## EXERCISE INSTRUCTIONS
For each line below that contains the string "bondage", copy that line.

## MATERIAL PROVIDED
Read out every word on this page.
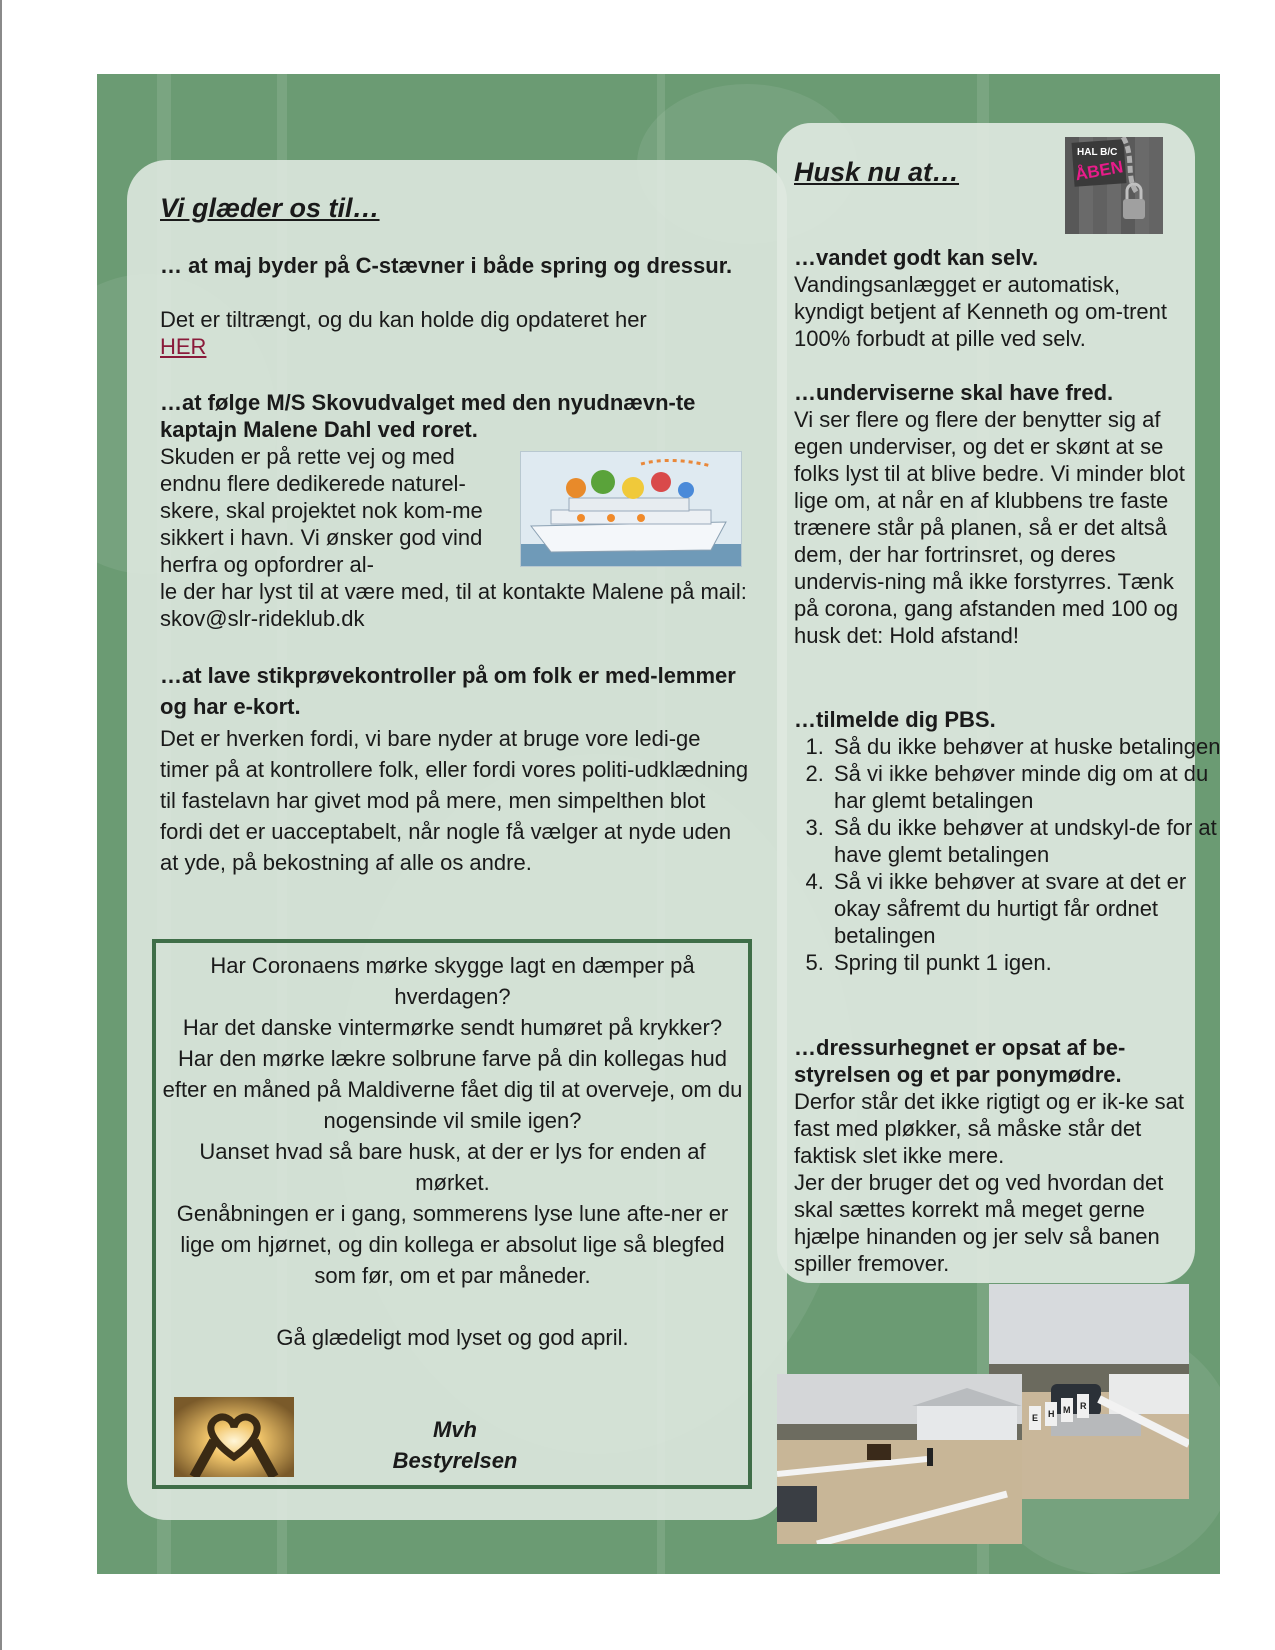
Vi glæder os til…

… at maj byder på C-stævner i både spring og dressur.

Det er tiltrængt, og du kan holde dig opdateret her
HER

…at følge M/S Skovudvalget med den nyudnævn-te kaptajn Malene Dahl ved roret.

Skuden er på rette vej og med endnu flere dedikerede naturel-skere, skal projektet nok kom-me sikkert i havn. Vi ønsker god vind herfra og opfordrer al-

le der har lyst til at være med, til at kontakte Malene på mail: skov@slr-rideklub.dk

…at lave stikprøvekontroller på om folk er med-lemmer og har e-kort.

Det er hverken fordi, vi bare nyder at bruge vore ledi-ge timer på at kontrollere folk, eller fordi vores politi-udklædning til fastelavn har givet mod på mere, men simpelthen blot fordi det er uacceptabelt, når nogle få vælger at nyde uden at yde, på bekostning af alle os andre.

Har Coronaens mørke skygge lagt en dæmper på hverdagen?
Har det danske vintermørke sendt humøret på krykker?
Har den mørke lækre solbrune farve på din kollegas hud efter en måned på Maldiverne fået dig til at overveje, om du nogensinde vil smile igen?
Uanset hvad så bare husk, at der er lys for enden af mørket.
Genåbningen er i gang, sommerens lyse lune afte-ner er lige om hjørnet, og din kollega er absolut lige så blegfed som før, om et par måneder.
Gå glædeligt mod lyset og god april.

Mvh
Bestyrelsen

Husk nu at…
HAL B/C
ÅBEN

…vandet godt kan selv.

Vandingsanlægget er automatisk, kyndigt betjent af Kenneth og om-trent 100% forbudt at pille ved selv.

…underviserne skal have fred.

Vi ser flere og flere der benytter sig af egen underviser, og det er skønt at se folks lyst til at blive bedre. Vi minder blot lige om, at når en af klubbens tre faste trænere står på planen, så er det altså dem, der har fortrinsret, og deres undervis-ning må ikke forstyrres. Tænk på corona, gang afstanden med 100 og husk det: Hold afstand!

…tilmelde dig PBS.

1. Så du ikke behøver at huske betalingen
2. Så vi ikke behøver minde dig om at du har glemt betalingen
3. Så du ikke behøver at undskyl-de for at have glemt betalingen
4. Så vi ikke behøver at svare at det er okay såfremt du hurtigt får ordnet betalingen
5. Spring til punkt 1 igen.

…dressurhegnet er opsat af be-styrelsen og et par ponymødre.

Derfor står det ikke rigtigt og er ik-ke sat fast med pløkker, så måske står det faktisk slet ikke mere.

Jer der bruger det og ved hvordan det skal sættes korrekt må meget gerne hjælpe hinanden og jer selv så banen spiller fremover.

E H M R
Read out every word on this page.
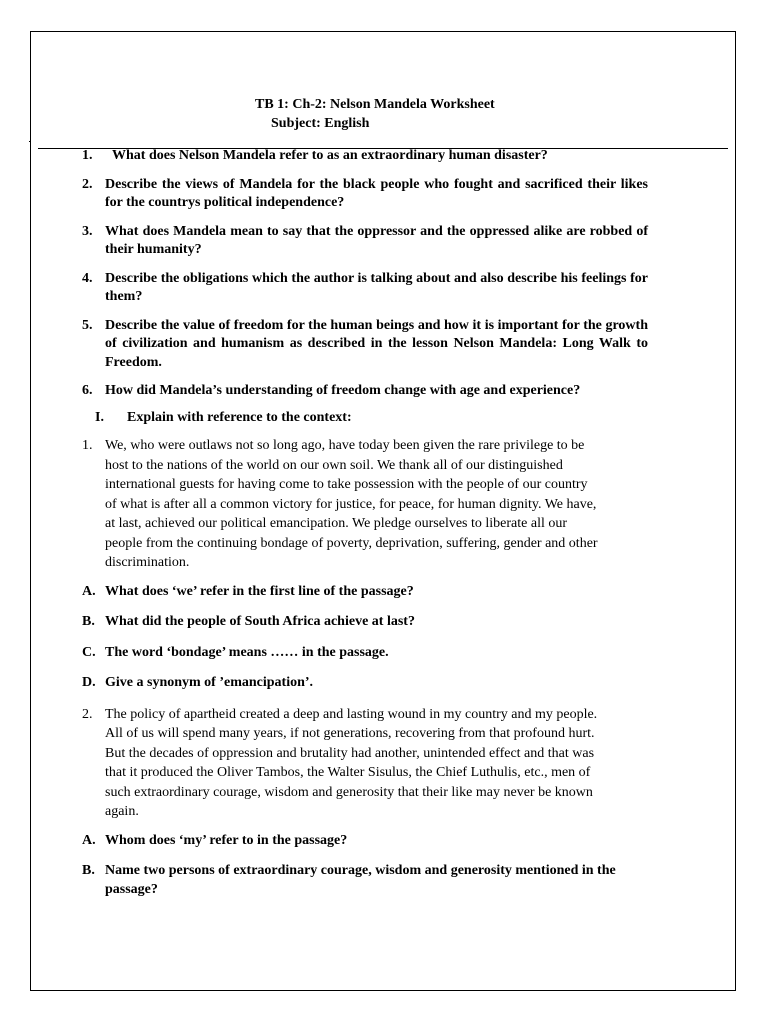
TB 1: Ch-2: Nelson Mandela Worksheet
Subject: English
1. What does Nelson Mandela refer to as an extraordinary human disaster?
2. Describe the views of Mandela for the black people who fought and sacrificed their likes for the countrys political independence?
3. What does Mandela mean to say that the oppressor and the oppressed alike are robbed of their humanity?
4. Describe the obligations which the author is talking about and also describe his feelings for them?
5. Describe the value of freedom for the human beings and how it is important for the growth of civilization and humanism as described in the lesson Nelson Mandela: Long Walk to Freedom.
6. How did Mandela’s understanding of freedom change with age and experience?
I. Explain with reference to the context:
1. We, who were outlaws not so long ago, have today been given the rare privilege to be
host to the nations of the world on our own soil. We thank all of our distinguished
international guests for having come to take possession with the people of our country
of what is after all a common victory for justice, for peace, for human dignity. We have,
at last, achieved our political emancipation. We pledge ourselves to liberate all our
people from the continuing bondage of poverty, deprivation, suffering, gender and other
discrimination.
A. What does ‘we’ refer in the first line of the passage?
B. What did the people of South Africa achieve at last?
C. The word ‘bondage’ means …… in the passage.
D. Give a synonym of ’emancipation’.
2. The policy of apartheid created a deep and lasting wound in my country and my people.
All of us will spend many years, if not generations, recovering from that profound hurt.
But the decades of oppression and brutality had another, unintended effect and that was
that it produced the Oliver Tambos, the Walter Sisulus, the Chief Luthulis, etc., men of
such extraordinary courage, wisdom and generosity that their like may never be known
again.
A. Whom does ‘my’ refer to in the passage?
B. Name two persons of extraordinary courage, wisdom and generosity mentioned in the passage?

## TASK SOLUTION
people from the continuing bondage of poverty, deprivation, suffering, gender and other
C. The word ‘bondage’ means …… in the passage.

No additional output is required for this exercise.